Given request = Reproduce the listing below word for word, with no pictures.

[Data tied to figure images]
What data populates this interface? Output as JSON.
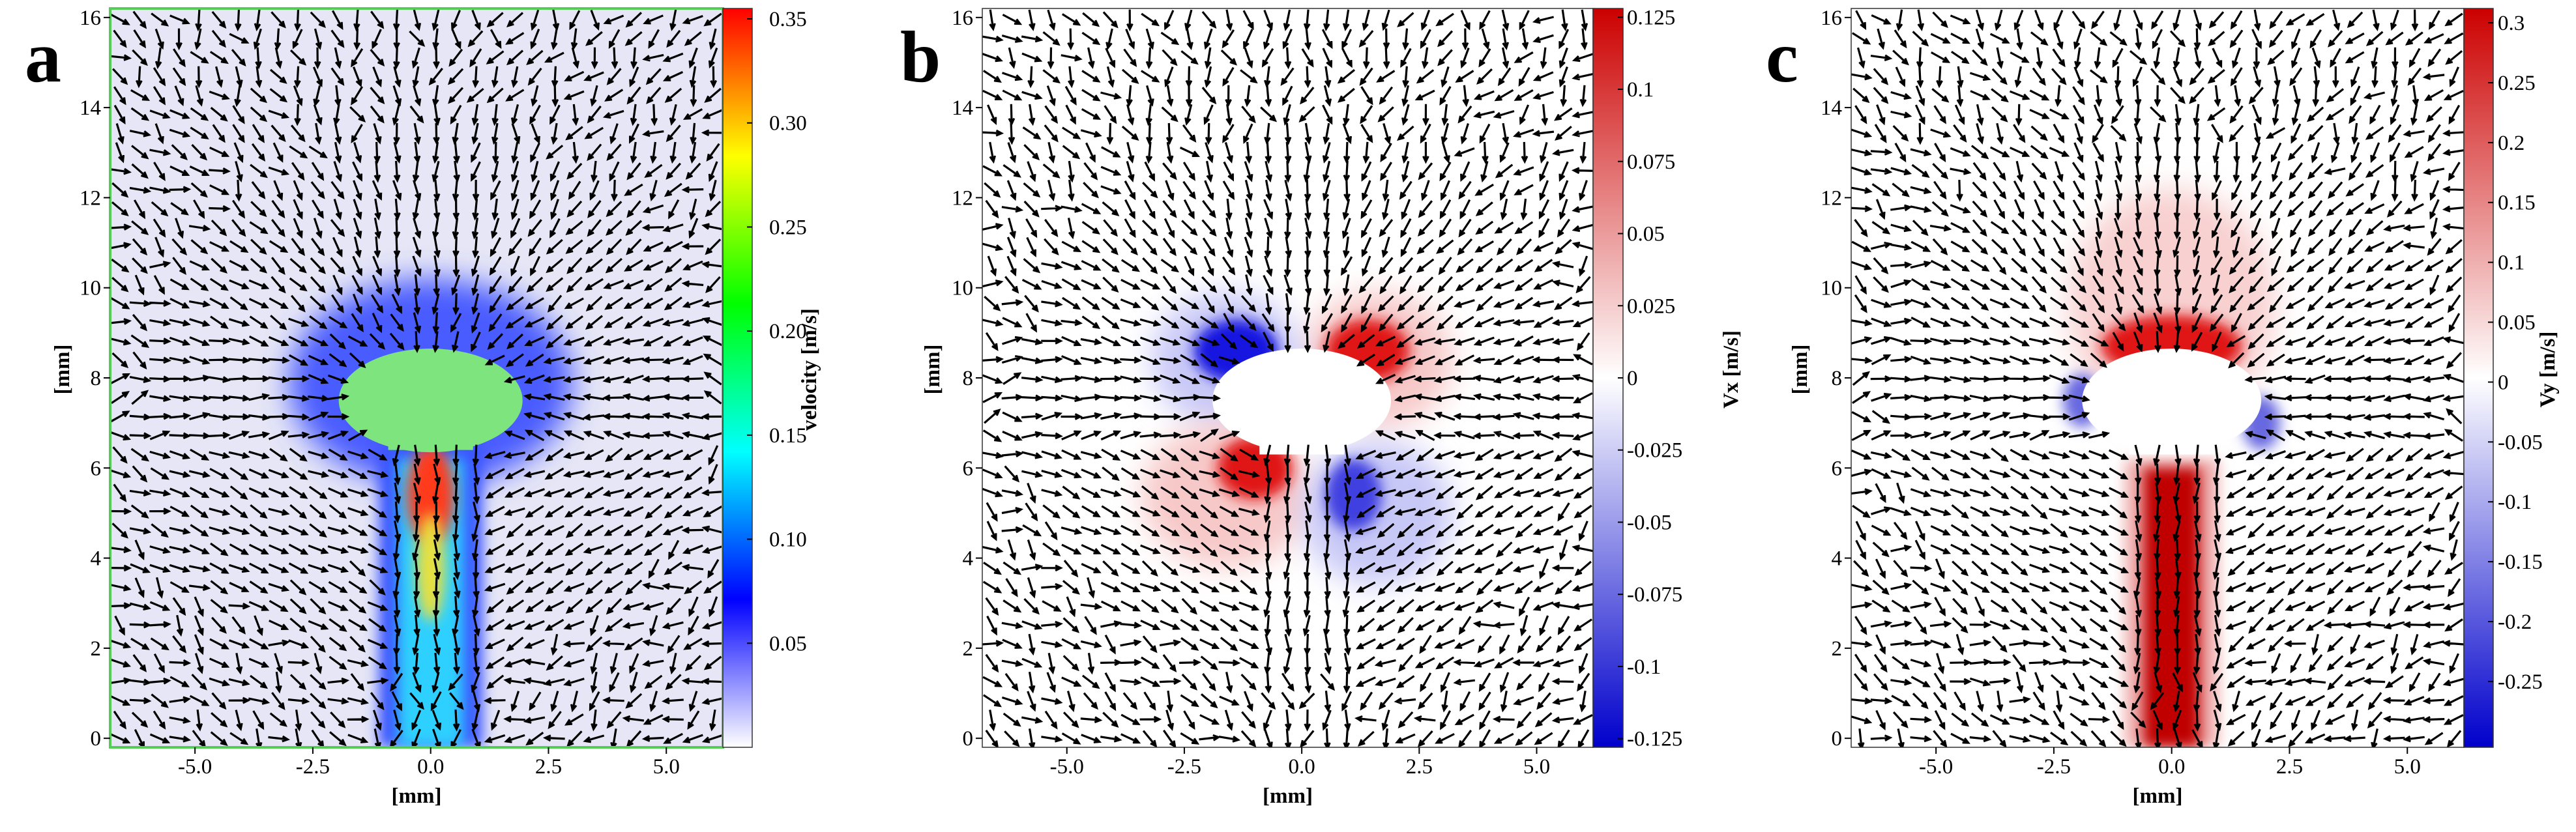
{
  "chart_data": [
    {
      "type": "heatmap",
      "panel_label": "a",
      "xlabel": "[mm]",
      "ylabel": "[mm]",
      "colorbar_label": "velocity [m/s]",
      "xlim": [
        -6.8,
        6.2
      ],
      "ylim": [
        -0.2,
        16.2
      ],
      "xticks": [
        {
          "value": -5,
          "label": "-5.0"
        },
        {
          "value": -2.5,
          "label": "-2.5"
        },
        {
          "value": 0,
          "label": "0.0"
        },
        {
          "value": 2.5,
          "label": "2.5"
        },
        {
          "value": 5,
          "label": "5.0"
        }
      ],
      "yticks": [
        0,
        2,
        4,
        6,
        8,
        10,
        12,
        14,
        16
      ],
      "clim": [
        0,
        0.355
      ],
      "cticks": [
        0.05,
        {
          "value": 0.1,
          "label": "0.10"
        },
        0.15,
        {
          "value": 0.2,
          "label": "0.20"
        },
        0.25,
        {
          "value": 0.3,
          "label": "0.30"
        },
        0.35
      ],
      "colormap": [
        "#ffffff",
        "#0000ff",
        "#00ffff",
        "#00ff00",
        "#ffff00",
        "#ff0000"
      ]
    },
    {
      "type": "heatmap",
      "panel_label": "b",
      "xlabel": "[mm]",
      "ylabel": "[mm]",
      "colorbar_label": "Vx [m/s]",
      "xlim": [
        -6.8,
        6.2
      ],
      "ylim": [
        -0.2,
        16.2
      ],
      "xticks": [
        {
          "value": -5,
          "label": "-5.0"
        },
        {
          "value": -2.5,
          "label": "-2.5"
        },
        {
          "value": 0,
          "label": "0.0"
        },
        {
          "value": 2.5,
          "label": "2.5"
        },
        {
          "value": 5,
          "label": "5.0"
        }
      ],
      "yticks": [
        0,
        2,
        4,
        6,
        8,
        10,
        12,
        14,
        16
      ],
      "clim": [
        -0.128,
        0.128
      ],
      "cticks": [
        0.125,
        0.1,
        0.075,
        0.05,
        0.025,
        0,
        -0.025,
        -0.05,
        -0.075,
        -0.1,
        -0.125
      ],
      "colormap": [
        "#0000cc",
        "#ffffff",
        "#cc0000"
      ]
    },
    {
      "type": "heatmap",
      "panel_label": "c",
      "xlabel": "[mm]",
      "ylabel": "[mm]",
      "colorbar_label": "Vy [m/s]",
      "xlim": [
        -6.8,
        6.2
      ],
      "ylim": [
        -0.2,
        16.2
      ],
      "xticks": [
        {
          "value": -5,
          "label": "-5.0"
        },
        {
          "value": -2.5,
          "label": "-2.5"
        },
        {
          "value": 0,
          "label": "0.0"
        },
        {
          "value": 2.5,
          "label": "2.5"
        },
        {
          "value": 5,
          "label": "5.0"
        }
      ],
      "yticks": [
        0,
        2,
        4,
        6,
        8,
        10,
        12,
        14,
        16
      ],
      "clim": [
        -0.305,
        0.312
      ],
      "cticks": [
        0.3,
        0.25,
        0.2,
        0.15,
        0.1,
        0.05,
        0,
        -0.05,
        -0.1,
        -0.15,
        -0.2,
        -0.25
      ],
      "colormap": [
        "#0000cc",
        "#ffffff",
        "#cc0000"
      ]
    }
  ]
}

Response for this exercise =
What data populates this interface? Output as JSON.
{
  "chart_data": [
    {
      "type": "heatmap",
      "panel_label": "a",
      "xlabel": "[mm]",
      "ylabel": "[mm]",
      "colorbar_label": "velocity [m/s]",
      "xlim": [
        -6.8,
        6.2
      ],
      "ylim": [
        -0.2,
        16.2
      ],
      "xticks": [
        {
          "value": -5,
          "label": "-5.0"
        },
        {
          "value": -2.5,
          "label": "-2.5"
        },
        {
          "value": 0,
          "label": "0.0"
        },
        {
          "value": 2.5,
          "label": "2.5"
        },
        {
          "value": 5,
          "label": "5.0"
        }
      ],
      "yticks": [
        0,
        2,
        4,
        6,
        8,
        10,
        12,
        14,
        16
      ],
      "clim": [
        0,
        0.355
      ],
      "cticks": [
        0.05,
        {
          "value": 0.1,
          "label": "0.10"
        },
        0.15,
        {
          "value": 0.2,
          "label": "0.20"
        },
        0.25,
        {
          "value": 0.3,
          "label": "0.30"
        },
        0.35
      ],
      "colormap": [
        "#ffffff",
        "#0000ff",
        "#00ffff",
        "#00ff00",
        "#ffff00",
        "#ff0000"
      ]
    },
    {
      "type": "heatmap",
      "panel_label": "b",
      "xlabel": "[mm]",
      "ylabel": "[mm]",
      "colorbar_label": "Vx [m/s]",
      "xlim": [
        -6.8,
        6.2
      ],
      "ylim": [
        -0.2,
        16.2
      ],
      "xticks": [
        {
          "value": -5,
          "label": "-5.0"
        },
        {
          "value": -2.5,
          "label": "-2.5"
        },
        {
          "value": 0,
          "label": "0.0"
        },
        {
          "value": 2.5,
          "label": "2.5"
        },
        {
          "value": 5,
          "label": "5.0"
        }
      ],
      "yticks": [
        0,
        2,
        4,
        6,
        8,
        10,
        12,
        14,
        16
      ],
      "clim": [
        -0.128,
        0.128
      ],
      "cticks": [
        0.125,
        0.1,
        0.075,
        0.05,
        0.025,
        0,
        -0.025,
        -0.05,
        -0.075,
        -0.1,
        -0.125
      ],
      "colormap": [
        "#0000cc",
        "#ffffff",
        "#cc0000"
      ]
    },
    {
      "type": "heatmap",
      "panel_label": "c",
      "xlabel": "[mm]",
      "ylabel": "[mm]",
      "colorbar_label": "Vy [m/s]",
      "xlim": [
        -6.8,
        6.2
      ],
      "ylim": [
        -0.2,
        16.2
      ],
      "xticks": [
        {
          "value": -5,
          "label": "-5.0"
        },
        {
          "value": -2.5,
          "label": "-2.5"
        },
        {
          "value": 0,
          "label": "0.0"
        },
        {
          "value": 2.5,
          "label": "2.5"
        },
        {
          "value": 5,
          "label": "5.0"
        }
      ],
      "yticks": [
        0,
        2,
        4,
        6,
        8,
        10,
        12,
        14,
        16
      ],
      "clim": [
        -0.305,
        0.312
      ],
      "cticks": [
        0.3,
        0.25,
        0.2,
        0.15,
        0.1,
        0.05,
        0,
        -0.05,
        -0.1,
        -0.15,
        -0.2,
        -0.25
      ],
      "colormap": [
        "#0000cc",
        "#ffffff",
        "#cc0000"
      ]
    }
  ]
}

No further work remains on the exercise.